---------- DATA EXCERPTS
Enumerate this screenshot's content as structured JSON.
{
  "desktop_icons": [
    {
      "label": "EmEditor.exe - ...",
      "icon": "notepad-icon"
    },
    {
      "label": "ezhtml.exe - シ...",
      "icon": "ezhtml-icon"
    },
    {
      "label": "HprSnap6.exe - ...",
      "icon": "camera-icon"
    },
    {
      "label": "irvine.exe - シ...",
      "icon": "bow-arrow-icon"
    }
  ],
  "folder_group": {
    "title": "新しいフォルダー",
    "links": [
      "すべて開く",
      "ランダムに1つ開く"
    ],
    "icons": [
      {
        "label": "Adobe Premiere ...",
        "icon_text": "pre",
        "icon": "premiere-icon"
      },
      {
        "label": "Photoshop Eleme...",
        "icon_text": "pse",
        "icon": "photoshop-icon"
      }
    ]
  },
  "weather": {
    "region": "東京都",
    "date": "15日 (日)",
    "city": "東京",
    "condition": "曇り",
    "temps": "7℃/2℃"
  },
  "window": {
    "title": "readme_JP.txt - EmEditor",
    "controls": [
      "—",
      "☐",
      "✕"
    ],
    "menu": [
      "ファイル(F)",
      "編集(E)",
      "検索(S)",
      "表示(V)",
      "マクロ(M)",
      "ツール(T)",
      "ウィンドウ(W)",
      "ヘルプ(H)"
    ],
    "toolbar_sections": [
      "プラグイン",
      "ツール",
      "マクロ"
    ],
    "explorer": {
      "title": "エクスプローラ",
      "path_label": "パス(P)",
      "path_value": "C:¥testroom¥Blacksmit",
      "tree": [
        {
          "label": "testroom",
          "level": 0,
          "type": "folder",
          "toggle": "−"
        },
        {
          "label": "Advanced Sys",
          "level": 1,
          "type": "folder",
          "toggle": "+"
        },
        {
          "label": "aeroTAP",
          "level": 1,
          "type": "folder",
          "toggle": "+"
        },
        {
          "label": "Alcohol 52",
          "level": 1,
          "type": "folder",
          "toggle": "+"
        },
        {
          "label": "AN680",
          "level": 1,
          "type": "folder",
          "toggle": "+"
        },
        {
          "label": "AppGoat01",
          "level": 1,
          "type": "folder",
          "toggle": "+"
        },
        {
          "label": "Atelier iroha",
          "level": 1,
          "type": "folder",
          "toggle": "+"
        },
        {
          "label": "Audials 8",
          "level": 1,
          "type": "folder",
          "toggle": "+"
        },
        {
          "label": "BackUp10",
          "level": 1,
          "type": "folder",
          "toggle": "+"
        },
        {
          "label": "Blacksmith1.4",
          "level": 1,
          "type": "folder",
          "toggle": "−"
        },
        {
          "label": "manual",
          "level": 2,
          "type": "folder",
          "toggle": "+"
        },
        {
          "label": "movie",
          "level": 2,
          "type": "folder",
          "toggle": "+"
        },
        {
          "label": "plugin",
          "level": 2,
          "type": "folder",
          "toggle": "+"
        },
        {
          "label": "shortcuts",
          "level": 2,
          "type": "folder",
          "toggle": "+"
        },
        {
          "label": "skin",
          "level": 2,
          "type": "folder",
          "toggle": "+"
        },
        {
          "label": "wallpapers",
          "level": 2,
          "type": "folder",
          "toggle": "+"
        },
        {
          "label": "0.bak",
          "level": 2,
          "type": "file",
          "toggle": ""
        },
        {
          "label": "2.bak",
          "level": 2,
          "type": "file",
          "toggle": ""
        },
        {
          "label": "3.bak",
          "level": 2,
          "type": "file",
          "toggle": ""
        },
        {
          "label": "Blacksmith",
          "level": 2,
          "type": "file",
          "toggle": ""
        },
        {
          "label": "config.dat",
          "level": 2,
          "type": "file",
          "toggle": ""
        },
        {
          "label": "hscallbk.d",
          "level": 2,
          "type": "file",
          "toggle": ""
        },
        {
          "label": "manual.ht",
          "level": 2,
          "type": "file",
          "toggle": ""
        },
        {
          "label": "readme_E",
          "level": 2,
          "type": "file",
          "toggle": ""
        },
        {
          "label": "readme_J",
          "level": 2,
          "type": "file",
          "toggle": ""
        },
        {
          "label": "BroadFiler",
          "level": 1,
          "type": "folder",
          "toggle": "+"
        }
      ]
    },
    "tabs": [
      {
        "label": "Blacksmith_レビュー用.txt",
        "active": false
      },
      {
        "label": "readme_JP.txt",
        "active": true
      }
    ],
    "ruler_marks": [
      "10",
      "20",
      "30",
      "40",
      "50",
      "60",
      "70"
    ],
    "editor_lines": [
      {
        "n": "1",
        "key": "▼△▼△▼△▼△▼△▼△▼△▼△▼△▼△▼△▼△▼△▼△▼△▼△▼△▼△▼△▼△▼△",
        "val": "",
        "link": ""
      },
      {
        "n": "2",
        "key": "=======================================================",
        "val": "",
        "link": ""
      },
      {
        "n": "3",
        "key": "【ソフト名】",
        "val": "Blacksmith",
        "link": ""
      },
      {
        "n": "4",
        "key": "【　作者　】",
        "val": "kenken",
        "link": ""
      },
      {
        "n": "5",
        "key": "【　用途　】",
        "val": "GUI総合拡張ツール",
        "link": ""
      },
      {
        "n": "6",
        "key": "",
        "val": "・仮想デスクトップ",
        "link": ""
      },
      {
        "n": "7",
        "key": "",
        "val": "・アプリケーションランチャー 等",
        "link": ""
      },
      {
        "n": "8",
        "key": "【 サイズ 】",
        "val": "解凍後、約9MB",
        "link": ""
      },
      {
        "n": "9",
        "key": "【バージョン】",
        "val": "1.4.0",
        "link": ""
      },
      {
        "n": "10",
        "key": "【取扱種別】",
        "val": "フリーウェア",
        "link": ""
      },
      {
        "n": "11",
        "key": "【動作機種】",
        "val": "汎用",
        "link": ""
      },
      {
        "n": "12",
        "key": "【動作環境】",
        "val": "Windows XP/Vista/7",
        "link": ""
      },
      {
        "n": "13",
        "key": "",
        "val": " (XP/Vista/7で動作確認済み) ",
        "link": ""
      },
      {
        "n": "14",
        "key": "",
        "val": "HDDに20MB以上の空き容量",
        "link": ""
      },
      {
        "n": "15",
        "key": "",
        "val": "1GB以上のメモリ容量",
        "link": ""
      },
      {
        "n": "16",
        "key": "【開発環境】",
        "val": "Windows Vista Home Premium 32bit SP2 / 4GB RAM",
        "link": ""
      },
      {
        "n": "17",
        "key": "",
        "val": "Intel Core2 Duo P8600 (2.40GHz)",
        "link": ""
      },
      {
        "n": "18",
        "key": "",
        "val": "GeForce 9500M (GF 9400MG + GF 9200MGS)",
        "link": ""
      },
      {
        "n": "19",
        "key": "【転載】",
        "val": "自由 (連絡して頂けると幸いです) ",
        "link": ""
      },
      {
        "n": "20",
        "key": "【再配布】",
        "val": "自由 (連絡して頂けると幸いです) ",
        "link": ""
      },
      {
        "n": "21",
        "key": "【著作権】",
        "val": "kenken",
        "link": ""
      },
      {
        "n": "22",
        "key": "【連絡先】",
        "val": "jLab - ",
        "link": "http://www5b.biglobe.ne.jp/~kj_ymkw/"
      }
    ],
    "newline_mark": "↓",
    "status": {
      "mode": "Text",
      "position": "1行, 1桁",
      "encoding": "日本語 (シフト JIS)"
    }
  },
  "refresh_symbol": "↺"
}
--------------------
---------- DATA EXCERPTS
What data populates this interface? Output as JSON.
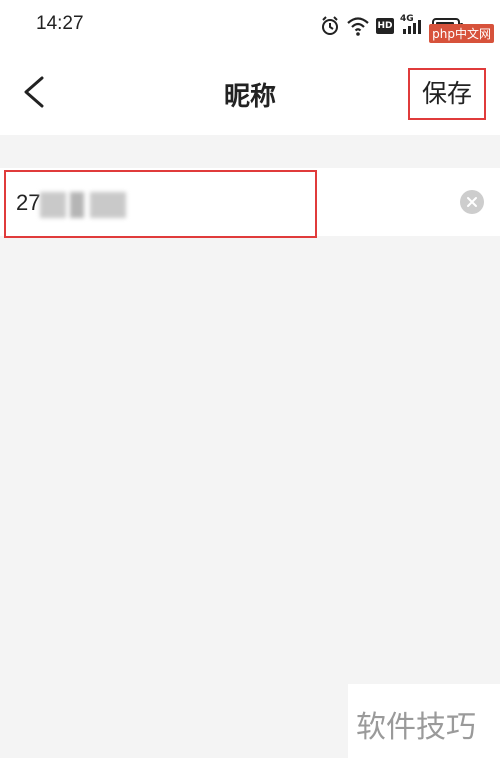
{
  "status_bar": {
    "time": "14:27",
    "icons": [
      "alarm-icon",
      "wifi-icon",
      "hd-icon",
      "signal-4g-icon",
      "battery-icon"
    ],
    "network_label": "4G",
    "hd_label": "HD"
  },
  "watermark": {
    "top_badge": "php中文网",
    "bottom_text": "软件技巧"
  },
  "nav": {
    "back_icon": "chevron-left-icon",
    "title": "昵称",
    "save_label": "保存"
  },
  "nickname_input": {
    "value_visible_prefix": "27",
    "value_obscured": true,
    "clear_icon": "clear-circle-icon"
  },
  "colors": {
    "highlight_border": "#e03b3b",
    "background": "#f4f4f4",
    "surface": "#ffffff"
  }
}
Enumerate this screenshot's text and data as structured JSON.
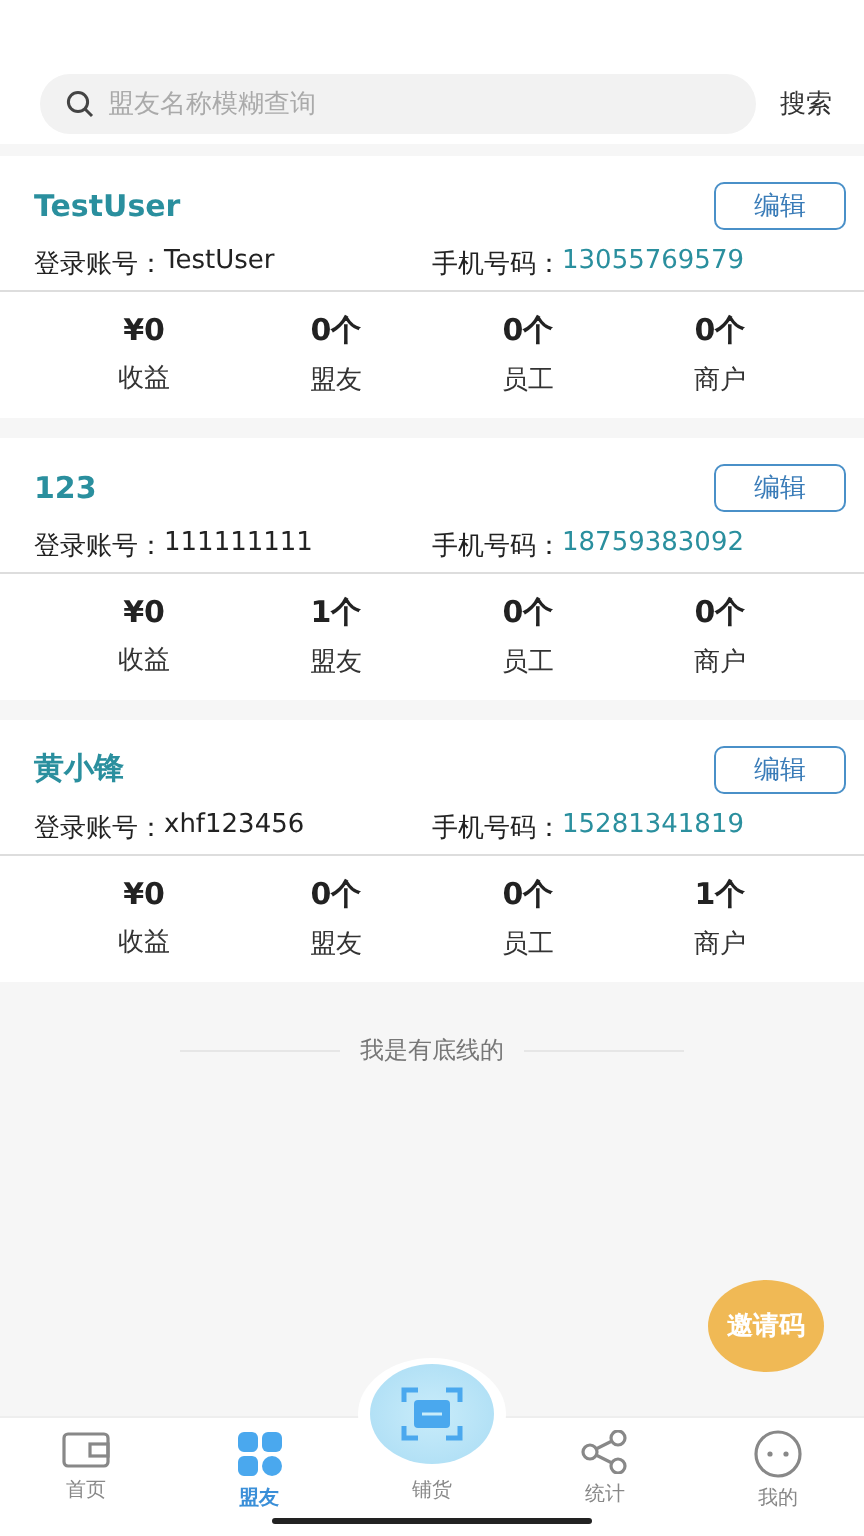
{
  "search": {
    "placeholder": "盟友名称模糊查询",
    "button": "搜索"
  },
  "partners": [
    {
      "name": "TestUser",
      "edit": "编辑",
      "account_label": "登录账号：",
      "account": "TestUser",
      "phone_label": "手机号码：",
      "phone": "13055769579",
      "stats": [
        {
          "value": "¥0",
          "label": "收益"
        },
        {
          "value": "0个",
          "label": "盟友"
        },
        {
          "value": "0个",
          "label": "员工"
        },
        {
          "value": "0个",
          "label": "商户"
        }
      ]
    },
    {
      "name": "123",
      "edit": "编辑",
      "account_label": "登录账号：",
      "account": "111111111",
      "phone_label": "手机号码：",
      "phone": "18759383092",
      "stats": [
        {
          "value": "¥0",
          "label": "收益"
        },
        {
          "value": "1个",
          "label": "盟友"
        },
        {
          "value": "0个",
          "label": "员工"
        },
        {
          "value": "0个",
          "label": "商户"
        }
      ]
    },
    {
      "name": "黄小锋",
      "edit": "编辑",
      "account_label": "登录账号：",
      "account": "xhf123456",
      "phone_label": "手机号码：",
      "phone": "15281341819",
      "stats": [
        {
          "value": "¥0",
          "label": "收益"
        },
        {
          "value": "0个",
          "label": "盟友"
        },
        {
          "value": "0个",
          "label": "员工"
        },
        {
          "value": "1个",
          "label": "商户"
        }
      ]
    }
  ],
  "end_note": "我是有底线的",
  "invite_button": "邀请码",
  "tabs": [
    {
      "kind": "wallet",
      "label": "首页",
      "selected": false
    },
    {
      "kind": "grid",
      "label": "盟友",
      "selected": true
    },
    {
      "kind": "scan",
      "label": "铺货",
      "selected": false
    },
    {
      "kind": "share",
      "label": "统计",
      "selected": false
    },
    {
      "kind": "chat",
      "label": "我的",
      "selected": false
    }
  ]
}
--------------------
---------- DATA EXCERPTS
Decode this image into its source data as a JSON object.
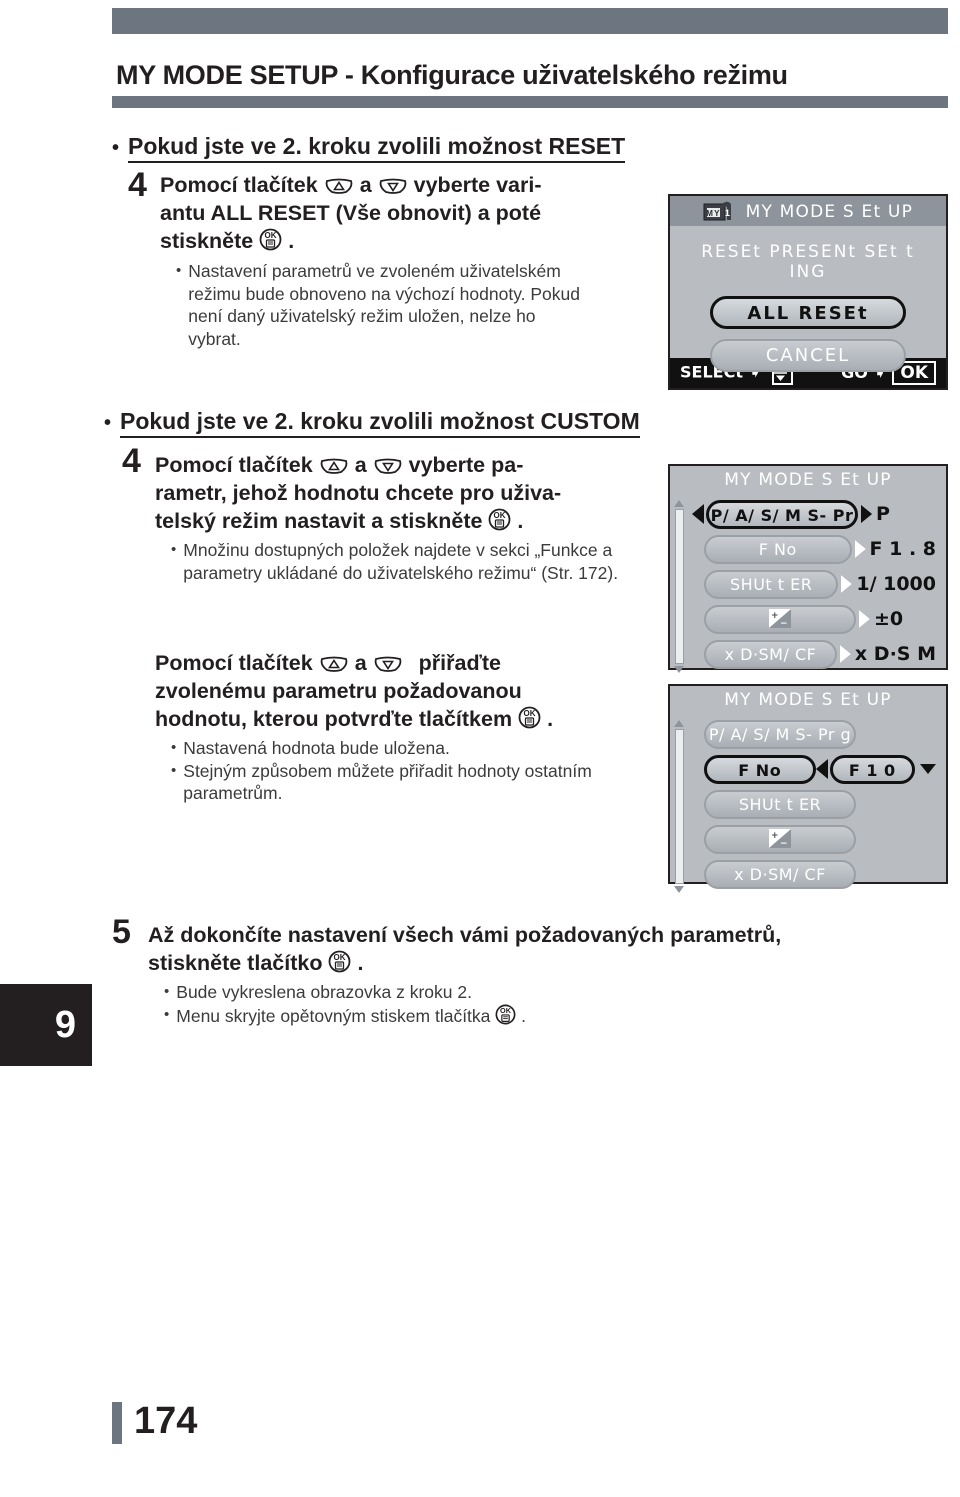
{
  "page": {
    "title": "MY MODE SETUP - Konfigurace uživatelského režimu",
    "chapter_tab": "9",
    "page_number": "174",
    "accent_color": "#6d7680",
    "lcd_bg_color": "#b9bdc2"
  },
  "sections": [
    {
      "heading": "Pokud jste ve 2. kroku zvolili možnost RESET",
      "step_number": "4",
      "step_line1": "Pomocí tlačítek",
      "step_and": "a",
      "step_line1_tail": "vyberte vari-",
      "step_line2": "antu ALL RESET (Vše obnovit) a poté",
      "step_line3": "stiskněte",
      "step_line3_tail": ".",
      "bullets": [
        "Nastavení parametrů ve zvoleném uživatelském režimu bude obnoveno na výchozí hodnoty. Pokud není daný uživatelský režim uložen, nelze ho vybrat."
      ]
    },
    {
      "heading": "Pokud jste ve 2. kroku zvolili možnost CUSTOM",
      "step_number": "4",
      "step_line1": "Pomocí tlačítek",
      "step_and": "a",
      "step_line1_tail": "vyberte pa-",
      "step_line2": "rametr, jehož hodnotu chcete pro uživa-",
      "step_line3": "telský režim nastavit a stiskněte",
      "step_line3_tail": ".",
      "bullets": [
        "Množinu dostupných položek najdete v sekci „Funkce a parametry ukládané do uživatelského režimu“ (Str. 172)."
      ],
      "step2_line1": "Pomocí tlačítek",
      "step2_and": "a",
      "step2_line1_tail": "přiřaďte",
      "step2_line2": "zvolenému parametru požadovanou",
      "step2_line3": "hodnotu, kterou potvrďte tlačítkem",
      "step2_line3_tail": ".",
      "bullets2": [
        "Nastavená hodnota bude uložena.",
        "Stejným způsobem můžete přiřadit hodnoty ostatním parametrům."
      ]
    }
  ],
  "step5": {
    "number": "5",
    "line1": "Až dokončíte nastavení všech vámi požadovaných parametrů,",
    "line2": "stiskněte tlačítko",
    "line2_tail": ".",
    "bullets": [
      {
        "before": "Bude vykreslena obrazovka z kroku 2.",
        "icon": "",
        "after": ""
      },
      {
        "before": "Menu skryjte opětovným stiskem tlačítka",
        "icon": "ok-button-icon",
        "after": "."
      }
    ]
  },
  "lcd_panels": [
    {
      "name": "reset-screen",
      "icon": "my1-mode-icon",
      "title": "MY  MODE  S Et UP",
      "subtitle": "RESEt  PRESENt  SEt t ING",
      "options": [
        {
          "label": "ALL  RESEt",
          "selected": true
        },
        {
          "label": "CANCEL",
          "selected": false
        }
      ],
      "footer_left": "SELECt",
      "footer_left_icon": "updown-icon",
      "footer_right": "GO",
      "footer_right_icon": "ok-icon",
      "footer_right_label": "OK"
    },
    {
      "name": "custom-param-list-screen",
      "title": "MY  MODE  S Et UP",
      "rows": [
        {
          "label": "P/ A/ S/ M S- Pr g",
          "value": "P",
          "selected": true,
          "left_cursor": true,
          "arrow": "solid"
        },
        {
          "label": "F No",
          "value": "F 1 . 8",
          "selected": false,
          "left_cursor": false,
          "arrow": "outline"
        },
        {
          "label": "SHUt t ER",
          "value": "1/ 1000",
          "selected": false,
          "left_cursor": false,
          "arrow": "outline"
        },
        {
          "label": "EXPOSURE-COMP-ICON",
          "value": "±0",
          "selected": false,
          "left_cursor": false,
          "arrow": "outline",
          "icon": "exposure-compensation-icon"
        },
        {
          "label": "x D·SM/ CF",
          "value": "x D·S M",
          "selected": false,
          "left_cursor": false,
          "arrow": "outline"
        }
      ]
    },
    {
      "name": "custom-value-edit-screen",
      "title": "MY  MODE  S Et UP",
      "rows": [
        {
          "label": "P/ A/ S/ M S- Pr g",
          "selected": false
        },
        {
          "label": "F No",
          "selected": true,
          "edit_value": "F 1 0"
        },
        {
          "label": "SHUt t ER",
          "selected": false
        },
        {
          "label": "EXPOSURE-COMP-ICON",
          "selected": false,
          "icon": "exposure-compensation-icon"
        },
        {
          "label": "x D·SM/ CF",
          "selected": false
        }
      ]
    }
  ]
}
--------------------
▶ _TASK INSTRUCTIONS_
Copy the lines from the entries above in which the word "testroom" appears.

▶ _RESPONSE TO THE EXERCISE_
      "path_value": "C:¥testroom¥Blacksmit",
          "label": "testroom",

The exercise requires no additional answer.